#### PROBLEM STATEMENT
Repeat each line exactly as it is written.
------------------------------------------------------------
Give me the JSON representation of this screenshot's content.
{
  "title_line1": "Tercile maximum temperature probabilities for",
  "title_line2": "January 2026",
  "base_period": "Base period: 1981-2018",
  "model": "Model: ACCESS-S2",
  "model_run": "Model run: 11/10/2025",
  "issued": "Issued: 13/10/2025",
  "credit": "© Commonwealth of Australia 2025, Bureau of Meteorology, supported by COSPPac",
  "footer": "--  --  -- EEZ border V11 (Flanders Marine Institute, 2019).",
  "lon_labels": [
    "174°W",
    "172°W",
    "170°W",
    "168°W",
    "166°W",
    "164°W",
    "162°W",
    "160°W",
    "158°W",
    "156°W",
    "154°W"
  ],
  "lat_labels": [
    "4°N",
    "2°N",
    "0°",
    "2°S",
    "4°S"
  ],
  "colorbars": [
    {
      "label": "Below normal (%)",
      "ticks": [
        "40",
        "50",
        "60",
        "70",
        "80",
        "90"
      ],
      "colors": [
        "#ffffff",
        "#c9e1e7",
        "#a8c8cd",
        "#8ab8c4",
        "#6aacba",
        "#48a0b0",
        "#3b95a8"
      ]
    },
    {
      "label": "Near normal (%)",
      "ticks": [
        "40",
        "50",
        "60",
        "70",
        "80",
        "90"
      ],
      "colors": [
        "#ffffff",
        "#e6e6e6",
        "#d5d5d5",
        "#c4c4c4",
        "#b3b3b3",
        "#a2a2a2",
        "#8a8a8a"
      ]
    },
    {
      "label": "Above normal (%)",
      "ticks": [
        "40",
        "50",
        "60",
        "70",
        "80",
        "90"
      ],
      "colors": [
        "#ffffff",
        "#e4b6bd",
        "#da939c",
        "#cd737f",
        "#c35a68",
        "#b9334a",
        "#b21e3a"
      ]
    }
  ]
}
------------------------------------------------------------
#### EXERCISE SOLUTION
Give me the JSON representation of this screenshot's content.
{
  "title_line1": "Tercile maximum temperature probabilities for",
  "title_line2": "January 2026",
  "base_period": "Base period: 1981-2018",
  "model": "Model: ACCESS-S2",
  "model_run": "Model run: 11/10/2025",
  "issued": "Issued: 13/10/2025",
  "credit": "© Commonwealth of Australia 2025, Bureau of Meteorology, supported by COSPPac",
  "footer": "--  --  -- EEZ border V11 (Flanders Marine Institute, 2019).",
  "lon_labels": [
    "174°W",
    "172°W",
    "170°W",
    "168°W",
    "166°W",
    "164°W",
    "162°W",
    "160°W",
    "158°W",
    "156°W",
    "154°W"
  ],
  "lat_labels": [
    "4°N",
    "2°N",
    "0°",
    "2°S",
    "4°S"
  ],
  "colorbars": [
    {
      "label": "Below normal (%)",
      "ticks": [
        "40",
        "50",
        "60",
        "70",
        "80",
        "90"
      ],
      "colors": [
        "#ffffff",
        "#c9e1e7",
        "#a8c8cd",
        "#8ab8c4",
        "#6aacba",
        "#48a0b0",
        "#3b95a8"
      ]
    },
    {
      "label": "Near normal (%)",
      "ticks": [
        "40",
        "50",
        "60",
        "70",
        "80",
        "90"
      ],
      "colors": [
        "#ffffff",
        "#e6e6e6",
        "#d5d5d5",
        "#c4c4c4",
        "#b3b3b3",
        "#a2a2a2",
        "#8a8a8a"
      ]
    },
    {
      "label": "Above normal (%)",
      "ticks": [
        "40",
        "50",
        "60",
        "70",
        "80",
        "90"
      ],
      "colors": [
        "#ffffff",
        "#e4b6bd",
        "#da939c",
        "#cd737f",
        "#c35a68",
        "#b9334a",
        "#b21e3a"
      ]
    }
  ]
}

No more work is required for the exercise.